[Stored data entries]
:::

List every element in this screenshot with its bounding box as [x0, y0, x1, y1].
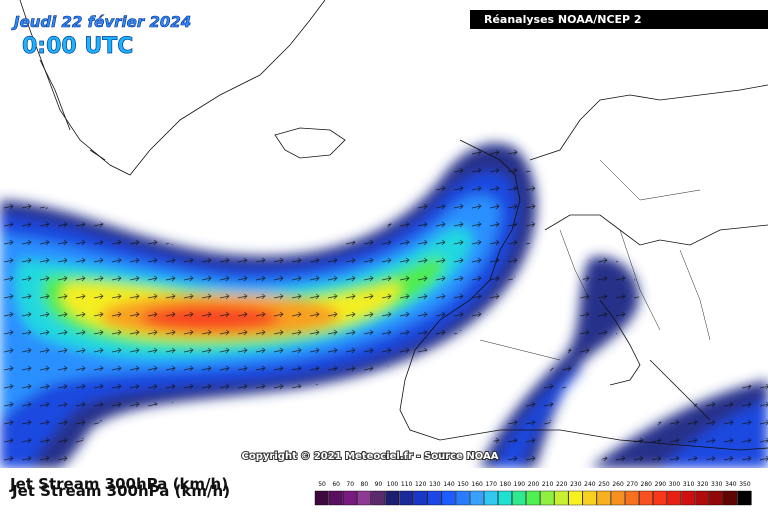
legend-swatch: [667, 490, 682, 506]
legend-tick: 170: [485, 481, 497, 488]
legend-swatch: [385, 490, 400, 506]
legend-tick: 310: [683, 481, 695, 488]
legend-tick: 250: [598, 481, 610, 488]
legend-tick: 350: [739, 481, 751, 488]
legend-tick: 70: [346, 481, 354, 488]
legend-swatch: [709, 490, 724, 506]
legend-tick: 150: [457, 481, 469, 488]
legend-swatch: [342, 490, 357, 506]
legend-swatch: [582, 490, 597, 506]
legend-tick: 140: [443, 481, 455, 488]
legend-swatch: [653, 490, 668, 506]
legend-swatch: [639, 490, 653, 506]
legend-swatch: [568, 490, 583, 506]
legend-tick: 190: [514, 481, 526, 488]
legend-tick: 340: [725, 481, 737, 488]
legend-swatch: [413, 490, 428, 506]
legend-tick: 300: [669, 481, 681, 488]
legend-swatch: [610, 490, 625, 506]
legend-swatch: [681, 490, 696, 506]
footer-shadow: Jet Stream 300hPa (km/h): [11, 482, 230, 500]
legend-swatch: [695, 490, 710, 506]
legend-tick: 210: [542, 481, 554, 488]
color-legend: 50 60 70 80 90 100 110 120 130 140 150 160 170 180 190…: [314, 481, 752, 506]
legend-swatch: [399, 490, 414, 506]
legend-swatch: [455, 490, 470, 506]
legend-tick: 60: [332, 481, 340, 488]
footer-label: Jet Stream 300hPa (km/h): [9, 475, 228, 493]
legend-swatch: [723, 490, 738, 506]
legend-swatch: [469, 490, 484, 506]
legend-swatch: [540, 490, 555, 506]
legend-swatch: [596, 490, 611, 506]
legend-tick: 90: [375, 481, 383, 488]
source-box: [470, 10, 768, 29]
legend-tick: 130: [429, 481, 441, 488]
legend-tick: 100: [387, 481, 399, 488]
legend-tick: 80: [361, 481, 369, 488]
legend-tick: 110: [401, 481, 413, 488]
legend-swatch: [314, 490, 329, 506]
legend-swatch: [624, 490, 639, 506]
legend-tick: 50: [318, 481, 326, 488]
legend-swatch: [554, 490, 569, 506]
legend-tick: 280: [641, 481, 653, 488]
legend-swatch: [526, 490, 541, 506]
legend-tick: 120: [415, 481, 427, 488]
legend-swatch: [512, 490, 527, 506]
legend-tick: 220: [556, 481, 568, 488]
legend-tick: 160: [471, 481, 483, 488]
legend-tick: 180: [500, 481, 512, 488]
source-label: Réanalyses NOAA/NCEP 2: [484, 13, 642, 26]
legend-swatch: [483, 490, 498, 506]
legend-swatch: [371, 490, 386, 506]
time-label: 0:00 UTC: [22, 34, 133, 59]
legend-tick: 240: [584, 481, 596, 488]
legend-swatch: [427, 490, 442, 506]
legend-swatch: [328, 490, 343, 506]
legend-tick: 320: [697, 481, 709, 488]
legend-tick: 260: [612, 481, 624, 488]
legend-swatch: [357, 490, 371, 506]
legend-tick: 230: [570, 481, 582, 488]
copyright: Copyright © 2021 Meteociel.fr - Source N…: [242, 451, 499, 462]
legend-tick: 270: [626, 481, 638, 488]
coastlines: [19, 0, 768, 451]
legend-swatch: [498, 490, 512, 506]
legend-tick: 330: [711, 481, 723, 488]
legend-tick: 290: [655, 481, 667, 488]
map-layer: [0, 0, 768, 468]
legend-tick: 200: [528, 481, 540, 488]
date-label: Jeudi 22 février 2024: [11, 13, 191, 31]
legend-swatch: [441, 490, 456, 506]
legend-swatch: [737, 490, 752, 506]
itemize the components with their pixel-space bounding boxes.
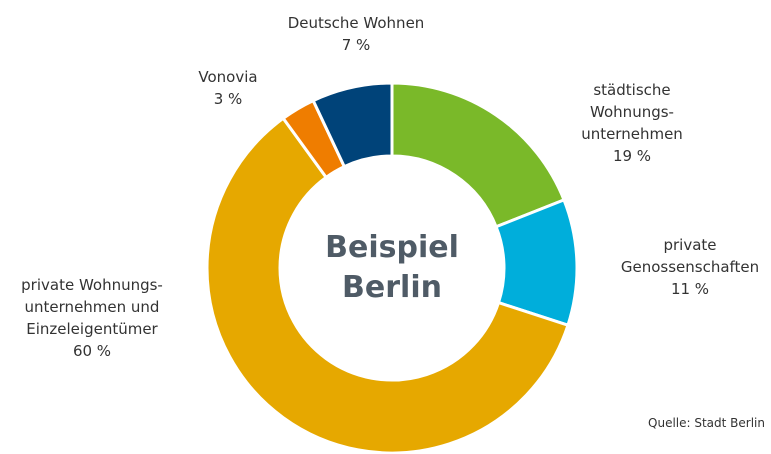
segment-label: Deutsche Wohnen 7 % xyxy=(288,12,425,56)
donut-segment xyxy=(205,116,570,454)
category-label: Vonovia xyxy=(198,68,258,86)
value-label: 11 % xyxy=(670,280,710,298)
segment-label: Vonovia 3 % xyxy=(198,66,257,110)
category-label: private Genossenschaften xyxy=(620,236,760,276)
segment-label: private Genossenschaften 11 % xyxy=(621,234,759,300)
segment-label: private Wohnungs- unternehmen und Einzel… xyxy=(21,274,163,362)
value-label: 3 % xyxy=(213,90,243,108)
source: Quelle: Stadt Berlin xyxy=(648,416,765,430)
value-label: 19 % xyxy=(612,147,652,165)
category-label: städtische Wohnungs- unternehmen xyxy=(581,81,683,143)
center-text: Beispiel Berlin xyxy=(325,230,459,305)
donut-segment xyxy=(311,81,394,169)
category-label: private Wohnungs- unternehmen und Einzel… xyxy=(21,276,163,338)
value-label: 60 % xyxy=(72,342,112,360)
segment-label: städtische Wohnungs- unternehmen 19 % xyxy=(563,79,702,167)
value-label: 7 % xyxy=(341,36,371,54)
category-label: Deutsche Wohnen xyxy=(287,14,425,32)
donut-segment xyxy=(390,81,566,229)
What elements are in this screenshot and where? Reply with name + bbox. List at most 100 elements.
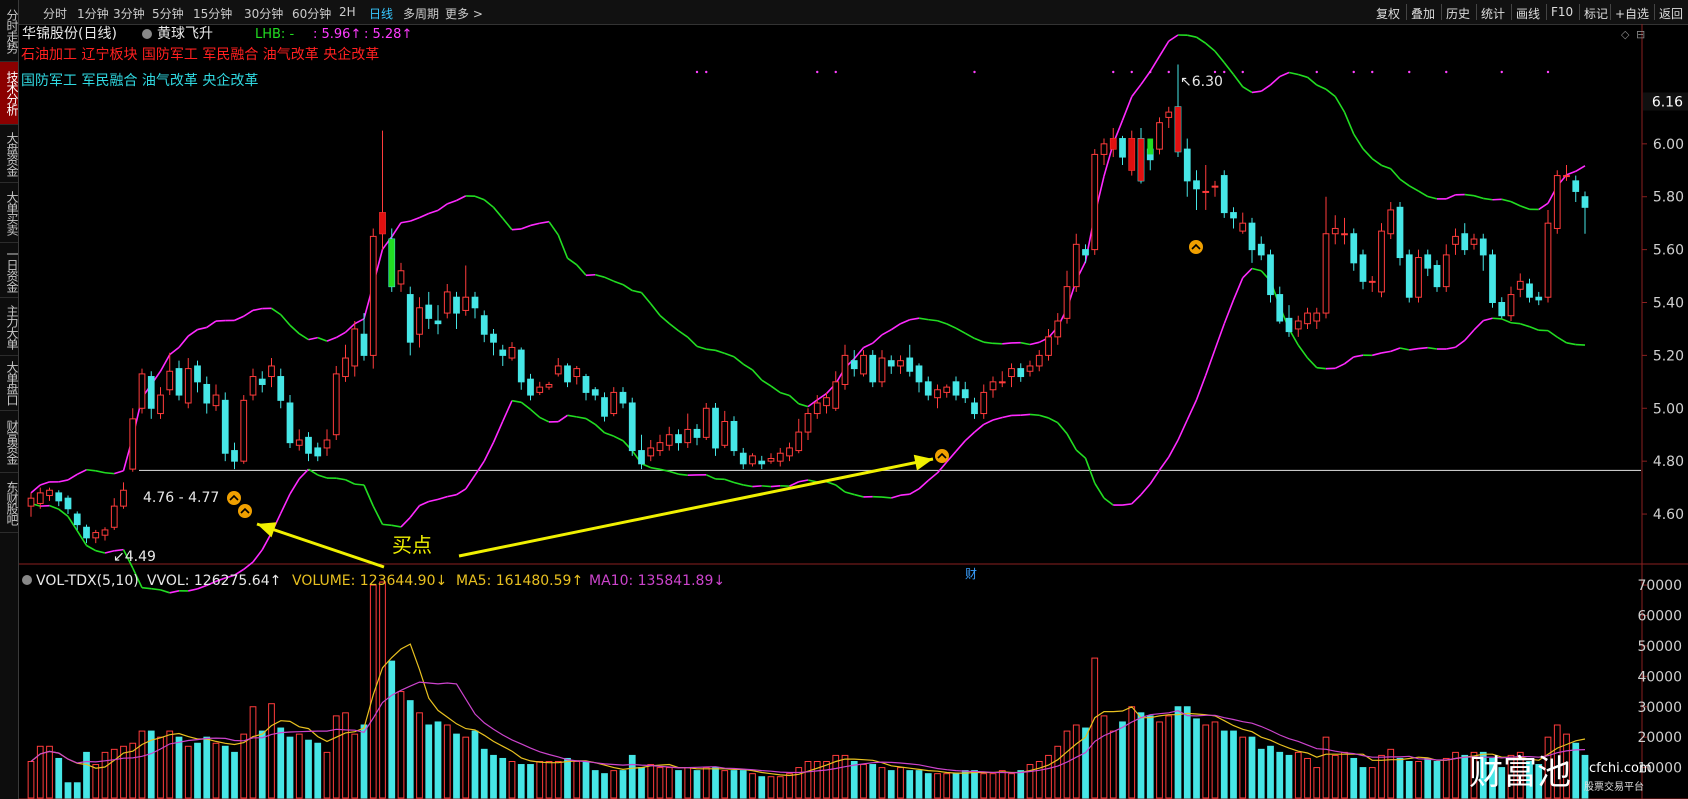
candle xyxy=(665,426,673,451)
volume-bar xyxy=(332,715,340,799)
candle xyxy=(1544,209,1552,303)
candle xyxy=(998,371,1006,388)
lower-band-segment xyxy=(529,408,541,419)
candle-body xyxy=(1072,243,1080,288)
volume-bar xyxy=(1193,718,1200,799)
top-marker-dot xyxy=(834,70,837,74)
lower-band-segment xyxy=(1232,277,1244,301)
period-tab-2[interactable]: 3分钟 xyxy=(113,7,145,21)
upper-band-segment xyxy=(595,273,605,278)
candle xyxy=(1054,313,1062,345)
period-tab-0[interactable]: 分时 xyxy=(43,7,68,21)
toolbar-button-2[interactable]: 历史 xyxy=(1446,7,1471,21)
candle-body xyxy=(249,376,257,396)
toolbar-button-5[interactable]: F10 xyxy=(1551,5,1574,19)
lower-band-segment xyxy=(1353,354,1364,358)
period-tab-9[interactable]: 多周期 xyxy=(403,7,440,21)
toolbar-button-3[interactable]: 统计 xyxy=(1481,7,1506,21)
lower-band-segment xyxy=(1334,363,1345,370)
toolbar-button-6[interactable]: 标记 xyxy=(1584,7,1609,21)
volume-bar xyxy=(878,767,886,799)
period-tab-6[interactable]: 60分钟 xyxy=(292,7,332,21)
lower-band-segment xyxy=(520,401,531,411)
buy-arrow-right-shaft xyxy=(458,457,934,558)
candle xyxy=(545,381,553,390)
volume-bar xyxy=(397,691,405,799)
lower-band-segment xyxy=(122,549,134,569)
volume-bar xyxy=(351,733,359,799)
candle-body xyxy=(934,389,941,399)
candle-body xyxy=(869,354,877,383)
period-tab-5[interactable]: 30分钟 xyxy=(244,7,284,21)
sidebar-tab-1[interactable]: 技术分析 xyxy=(0,62,19,125)
candle xyxy=(795,418,803,454)
upper-band-segment xyxy=(215,319,226,322)
candle-body xyxy=(527,378,534,396)
candle-body xyxy=(203,383,211,404)
toolbar-button-4[interactable]: 画线 xyxy=(1516,7,1541,21)
period-tab-3[interactable]: 5分钟 xyxy=(152,7,184,21)
volume-bar xyxy=(388,660,396,799)
lower-band-segment xyxy=(336,477,346,481)
ball-chevron xyxy=(240,507,250,514)
candle-body xyxy=(878,357,886,383)
volume-bar xyxy=(1211,721,1219,799)
volume-bar xyxy=(758,776,766,799)
upper-band-segment xyxy=(400,220,411,224)
ball-body xyxy=(935,449,949,463)
upper-band-segment xyxy=(761,379,772,387)
volume-bar xyxy=(1470,751,1478,799)
candle-body xyxy=(591,389,599,396)
period-tab-7[interactable]: 2H xyxy=(339,5,356,19)
candle-body xyxy=(1433,264,1441,288)
toolbar-separator xyxy=(1546,4,1547,20)
period-tab-10[interactable]: 更多 > xyxy=(445,7,483,21)
vol-tick-label: 50000 xyxy=(1637,639,1682,655)
volume-bar xyxy=(55,757,63,799)
sidebar-tab-3[interactable]: 大单买卖 xyxy=(0,183,19,243)
candle xyxy=(952,376,960,401)
candle xyxy=(138,368,146,414)
candle-body xyxy=(499,349,507,356)
upper-band-segment xyxy=(557,234,569,259)
lower-band-segment xyxy=(1297,344,1309,359)
lower-band-segment xyxy=(1455,339,1466,348)
toolbar-button-0[interactable]: 复权 xyxy=(1376,7,1401,21)
volume-bar xyxy=(64,782,72,799)
sidebar-tab-8[interactable]: 东财股吧 xyxy=(0,473,19,533)
upper-band-segment xyxy=(1251,90,1262,94)
sidebar-tab-7[interactable]: 财富资金 xyxy=(0,411,19,473)
volume-bar xyxy=(730,770,738,799)
sidebar-tab-6[interactable]: 大单盘口 xyxy=(0,356,19,411)
volume-bar xyxy=(1045,754,1052,799)
upper-band-segment xyxy=(788,394,800,405)
candle-body xyxy=(277,376,285,401)
toolbar-button-7[interactable]: +自选 xyxy=(1615,7,1650,21)
lower-band-segment xyxy=(372,505,384,525)
candle xyxy=(1072,233,1080,292)
upper-band-segment xyxy=(974,337,985,343)
candle-body xyxy=(295,439,303,446)
candle-body xyxy=(564,365,571,383)
period-tab-1[interactable]: 1分钟 xyxy=(77,7,109,21)
upper-band-segment xyxy=(428,209,439,215)
candle xyxy=(166,352,174,396)
upper-band-segment xyxy=(585,273,596,277)
sidebar-tab-5[interactable]: 主力大单 xyxy=(0,298,19,356)
candle-body xyxy=(1461,233,1469,251)
sidebar-tab-0[interactable]: 分时走势 xyxy=(0,0,19,62)
toolbar-button-8[interactable]: 返回 xyxy=(1659,7,1684,21)
upper-band-segment xyxy=(39,481,50,486)
volume-bar xyxy=(1489,757,1496,799)
sidebar-tab-2[interactable]: 大盘资金 xyxy=(0,125,19,183)
sidebar-tab-4[interactable]: 一日资金 xyxy=(0,243,19,298)
candle-body xyxy=(1405,254,1413,298)
candle xyxy=(1193,170,1200,210)
upper-band-segment xyxy=(1168,34,1179,42)
toolbar-button-1[interactable]: 叠加 xyxy=(1411,7,1436,21)
upper-band-segment xyxy=(798,403,809,408)
upper-band-segment xyxy=(1020,341,1031,346)
period-tab-4[interactable]: 15分钟 xyxy=(193,7,233,21)
period-tab-8[interactable]: 日线 xyxy=(369,7,394,21)
volume-bar xyxy=(675,770,682,799)
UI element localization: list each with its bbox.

:::

--- Task details ---
Turn the lines in the records above into a numbered list, from the line containing "legend-swatch: [667, 490, 682, 506]" down to the line containing "legend-swatch: [357, 490, 371, 506]", both included. Leave out any blank lines.

--- Full solution ---
1. legend-swatch: [667, 490, 682, 506]
2. legend-tick: 170: [485, 481, 497, 488]
3. legend-swatch: [385, 490, 400, 506]
4. legend-tick: 310: [683, 481, 695, 488]
5. legend-tick: 250: [598, 481, 610, 488]
6. legend-tick: 350: [739, 481, 751, 488]
7. legend-tick: 70: [346, 481, 354, 488]
8. legend-swatch: [709, 490, 724, 506]
9. legend-tick: 150: [457, 481, 469, 488]
10. legend-swatch: [342, 490, 357, 506]
11. legend-swatch: [582, 490, 597, 506]
12. legend-tick: 140: [443, 481, 455, 488]
13. legend-swatch: [653, 490, 668, 506]
14. legend-swatch: [639, 490, 653, 506]
15. legend-swatch: [568, 490, 583, 506]
16. legend-tick: 190: [514, 481, 526, 488]
17. legend-tick: 340: [725, 481, 737, 488]
18. legend-swatch: [413, 490, 428, 506]
19. legend-tick: 300: [669, 481, 681, 488]
20. legend-swatch: [610, 490, 625, 506]
21. legend-swatch: [681, 490, 696, 506]
22. footer-shadow: Jet Stream 300hPa (km/h): [11, 482, 230, 500]
23. legend-swatch: [695, 490, 710, 506]
24. legend-tick: 210: [542, 481, 554, 488]
25. color-legend: 50 60 70 80 90 100 110 120 130 140 150 160 170 180 190…: [314, 481, 752, 506]
26. legend-swatch: [399, 490, 414, 506]
27. legend-swatch: [455, 490, 470, 506]
28. legend-tick: 60: [332, 481, 340, 488]
29. footer-label: Jet Stream 300hPa (km/h): [9, 475, 228, 493]
30. legend-swatch: [723, 490, 738, 506]
31. legend-swatch: [469, 490, 484, 506]
32. legend-swatch: [540, 490, 555, 506]
33. legend-swatch: [596, 490, 611, 506]
34. legend-tick: 90: [375, 481, 383, 488]
35. source-box: [470, 10, 768, 29]
36. legend-tick: 130: [429, 481, 441, 488]
37. legend-tick: 100: [387, 481, 399, 488]
38. legend-tick: 80: [361, 481, 369, 488]
39. legend-tick: 110: [401, 481, 413, 488]
40. legend-swatch: [314, 490, 329, 506]
41. legend-swatch: [624, 490, 639, 506]
42. legend-tick: 50: [318, 481, 326, 488]
43. legend-swatch: [554, 490, 569, 506]
44. legend-tick: 280: [641, 481, 653, 488]
45. legend-swatch: [526, 490, 541, 506]
46. legend-tick: 120: [415, 481, 427, 488]
47. legend-swatch: [512, 490, 527, 506]
48. legend-tick: 220: [556, 481, 568, 488]
49. legend-tick: 160: [471, 481, 483, 488]
50. legend-tick: 180: [500, 481, 512, 488]
51. source-label: Réanalyses NOAA/NCEP 2: [484, 13, 642, 26]
52. legend-swatch: [483, 490, 498, 506]
53. legend-swatch: [371, 490, 386, 506]
54. time-label: 0:00 UTC: [22, 34, 133, 59]
55. legend-tick: 240: [584, 481, 596, 488]
56. legend-swatch: [427, 490, 442, 506]
57. legend-swatch: [328, 490, 343, 506]
58. legend-tick: 320: [697, 481, 709, 488]
59. legend-tick: 260: [612, 481, 624, 488]
60. legend-swatch: [357, 490, 371, 506]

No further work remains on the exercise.